INSTRUCTION
Pick out all lines with the word "name" from the records that follow.

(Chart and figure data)
══════════

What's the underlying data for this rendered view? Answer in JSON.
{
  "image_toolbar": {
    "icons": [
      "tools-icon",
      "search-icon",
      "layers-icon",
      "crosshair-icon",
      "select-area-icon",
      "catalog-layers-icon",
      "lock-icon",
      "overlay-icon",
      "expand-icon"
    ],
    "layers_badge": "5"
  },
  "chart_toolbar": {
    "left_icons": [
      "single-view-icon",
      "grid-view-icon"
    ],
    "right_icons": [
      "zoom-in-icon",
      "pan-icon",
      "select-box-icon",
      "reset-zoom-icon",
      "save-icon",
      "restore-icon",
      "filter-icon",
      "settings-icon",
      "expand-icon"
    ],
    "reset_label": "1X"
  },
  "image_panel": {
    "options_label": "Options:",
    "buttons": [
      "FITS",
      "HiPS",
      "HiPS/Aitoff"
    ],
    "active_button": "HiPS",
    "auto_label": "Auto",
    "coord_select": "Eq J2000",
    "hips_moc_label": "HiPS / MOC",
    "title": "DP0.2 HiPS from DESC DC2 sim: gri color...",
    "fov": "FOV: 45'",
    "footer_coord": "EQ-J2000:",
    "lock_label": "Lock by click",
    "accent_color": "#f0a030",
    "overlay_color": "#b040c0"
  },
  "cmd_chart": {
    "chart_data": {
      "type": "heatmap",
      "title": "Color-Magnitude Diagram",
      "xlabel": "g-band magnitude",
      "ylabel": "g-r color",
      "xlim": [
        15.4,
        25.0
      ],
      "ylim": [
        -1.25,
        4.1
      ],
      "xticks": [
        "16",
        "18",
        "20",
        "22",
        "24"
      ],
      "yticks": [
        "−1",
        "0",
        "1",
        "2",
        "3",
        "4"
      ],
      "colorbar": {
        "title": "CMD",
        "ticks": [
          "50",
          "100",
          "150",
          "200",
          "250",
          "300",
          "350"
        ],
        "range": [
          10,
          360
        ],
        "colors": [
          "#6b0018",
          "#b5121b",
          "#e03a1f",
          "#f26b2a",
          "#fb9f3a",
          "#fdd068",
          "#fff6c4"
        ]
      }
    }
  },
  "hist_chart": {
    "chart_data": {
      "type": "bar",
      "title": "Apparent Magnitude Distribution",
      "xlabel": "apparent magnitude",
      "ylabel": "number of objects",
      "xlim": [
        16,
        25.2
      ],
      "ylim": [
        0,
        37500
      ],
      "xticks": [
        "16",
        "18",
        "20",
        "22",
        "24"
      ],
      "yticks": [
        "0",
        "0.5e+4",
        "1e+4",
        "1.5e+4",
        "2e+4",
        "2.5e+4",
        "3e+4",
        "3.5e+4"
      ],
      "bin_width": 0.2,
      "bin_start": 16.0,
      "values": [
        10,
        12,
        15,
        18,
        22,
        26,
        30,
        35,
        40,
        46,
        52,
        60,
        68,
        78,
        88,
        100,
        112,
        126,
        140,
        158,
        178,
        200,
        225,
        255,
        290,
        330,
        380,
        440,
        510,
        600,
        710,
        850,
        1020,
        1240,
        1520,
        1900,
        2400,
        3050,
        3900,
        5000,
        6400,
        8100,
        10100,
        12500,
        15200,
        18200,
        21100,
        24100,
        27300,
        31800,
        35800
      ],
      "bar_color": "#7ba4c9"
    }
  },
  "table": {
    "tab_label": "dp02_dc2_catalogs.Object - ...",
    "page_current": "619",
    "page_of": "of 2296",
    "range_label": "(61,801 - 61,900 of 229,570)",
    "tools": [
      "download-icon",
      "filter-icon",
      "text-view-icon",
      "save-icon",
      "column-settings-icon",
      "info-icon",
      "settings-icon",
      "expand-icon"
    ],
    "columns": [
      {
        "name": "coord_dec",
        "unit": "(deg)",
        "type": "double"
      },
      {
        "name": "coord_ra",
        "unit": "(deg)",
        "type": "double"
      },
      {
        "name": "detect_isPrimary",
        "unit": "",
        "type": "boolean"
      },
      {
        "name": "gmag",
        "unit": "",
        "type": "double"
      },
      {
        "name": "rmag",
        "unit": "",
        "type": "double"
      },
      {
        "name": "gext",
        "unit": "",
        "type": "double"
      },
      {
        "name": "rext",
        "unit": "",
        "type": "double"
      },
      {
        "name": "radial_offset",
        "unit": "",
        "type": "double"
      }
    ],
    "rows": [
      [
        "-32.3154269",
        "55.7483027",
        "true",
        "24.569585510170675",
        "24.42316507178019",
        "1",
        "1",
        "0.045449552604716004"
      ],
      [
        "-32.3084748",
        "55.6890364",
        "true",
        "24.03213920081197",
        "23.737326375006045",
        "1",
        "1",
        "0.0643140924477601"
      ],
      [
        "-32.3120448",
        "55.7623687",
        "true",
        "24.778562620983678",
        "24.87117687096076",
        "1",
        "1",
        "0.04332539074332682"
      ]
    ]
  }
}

══════════

SOLUTION FOR THIS EXERCISE
        "name": "coord_dec",
        "name": "coord_ra",
        "name": "detect_isPrimary",
        "name": "gmag",
        "name": "rmag",
        "name": "gext",
        "name": "rext",
        "name": "radial_offset",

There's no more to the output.